▶ GOAL OF THE EXERCISE
Collect every line of the listing below that contains the string "icon".

▶ RECORDS SUPPLIED
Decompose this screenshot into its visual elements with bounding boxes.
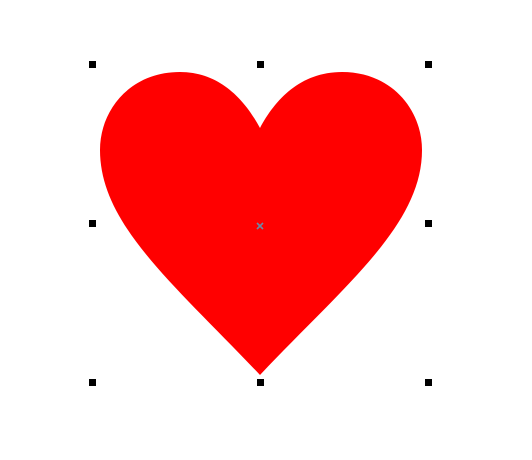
- resize-handle-bottom-right[interactable]: [425, 379, 432, 386]
- resize-handle-middle-left[interactable]: [89, 220, 96, 227]
- heart-shape-layer: [100, 72, 422, 375]
- rotation-center-icon[interactable]: [255, 218, 265, 230]
- resize-handle-bottom-left[interactable]: [89, 379, 96, 386]
- resize-handle-middle-right[interactable]: [425, 220, 432, 227]
- resize-handle-bottom-center[interactable]: [257, 379, 264, 386]
- resize-handle-top-left[interactable]: [89, 61, 96, 68]
- resize-handle-top-right[interactable]: [425, 61, 432, 68]
- resize-handle-top-center[interactable]: [257, 61, 264, 68]
- center-cross-icon: [256, 222, 264, 230]
- drawing-canvas[interactable]: [0, 0, 532, 460]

▶ SOLUTION TO THE PROBLEM
- rotation-center-icon[interactable]: [255, 218, 265, 230]
- center-cross-icon: [256, 222, 264, 230]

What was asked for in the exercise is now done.